**Texte du document**

# # #

Le judoka, premier médaillé d'or russe des JO, s'est habilement sorti d'une conférence de presse où il fut beaucoup question de dopage et de politique

Beslan Mudranov après sa victoire en finale des - de 60 kilos. (Photo Jack Guez. AFP)
Publié le 07/08/2016 à 7h16

C'était l'un des hommes les plus attendus des Jeux, même si personne ne connaissait par avance son visage : le premier médaillé d'or russe de Rio, rescapé – si l'on rembobine le film – des velléités du Comité international olympique (CIO) de faire table rase et d'exclure la totalité des sportifs russes après que le rapport McLaren a mis en lumière rien moins qu'un dopage d'état impliquant jusqu'à la police secrète lors des Jeux d'hiver de Sotchi en 2014.

On a identifié cet homme dès le premier jour des Jeux : le judoka Beslan Mudranov, sacré en moins de 60 kilos. Grosse attente dans la tente qui abrite les conférences de presse post-victoire du judo, un brin surréaliste aussi : comme c’est la salle de presse qui accueille les raouts médiatiques, une écrasante majorité des présents se fout complètement des lauréats et de leurs réponses, travaillant en silence ou racontant des blagues – quand ils ne mangent pas un truc.

# # #

**Objectif visé**
Recopiez à l'identique le passage de l'article sur Beslan Mudranov, de « Le judoka, premier » à « Jack Guez. AFP) ».

**Données affichées**

# # #

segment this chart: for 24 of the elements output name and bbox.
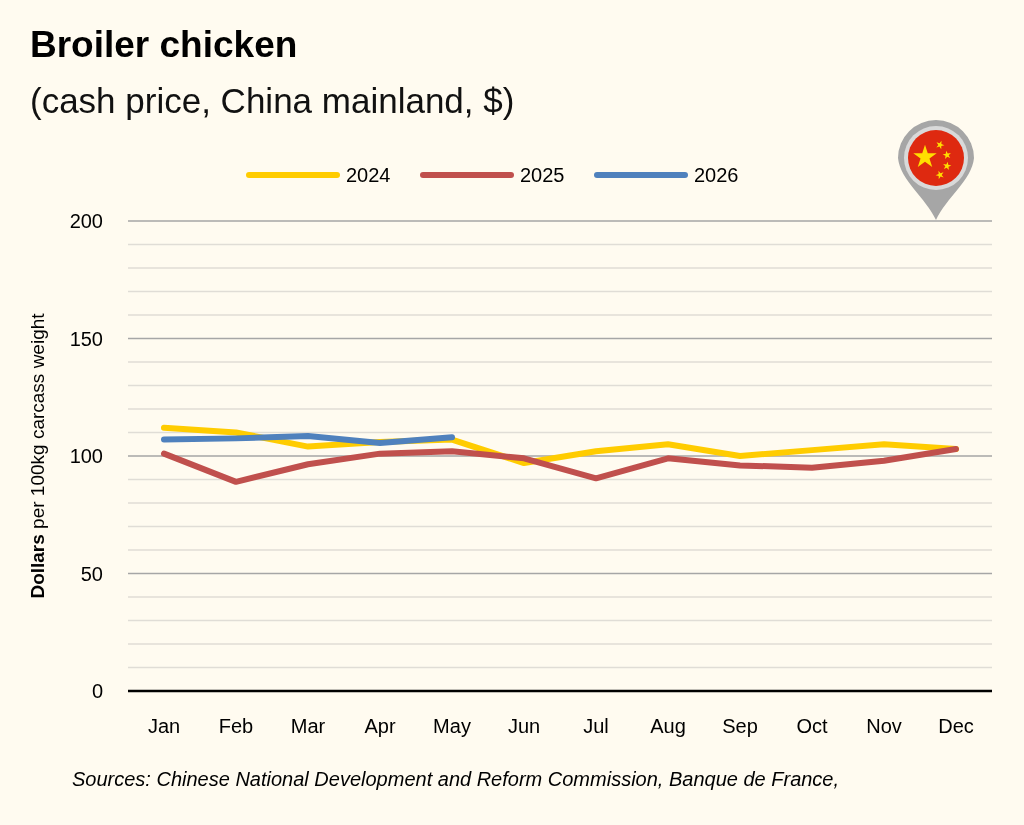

# # #

**Solution proposée**
Le judoka, premier médaillé d'or russe des JO, s'est habilement sorti d'une conférence de presse où il fut beaucoup question de dopage et de politique

Beslan Mudranov après sa victoire en finale des - de 60 kilos. (Photo Jack Guez. AFP)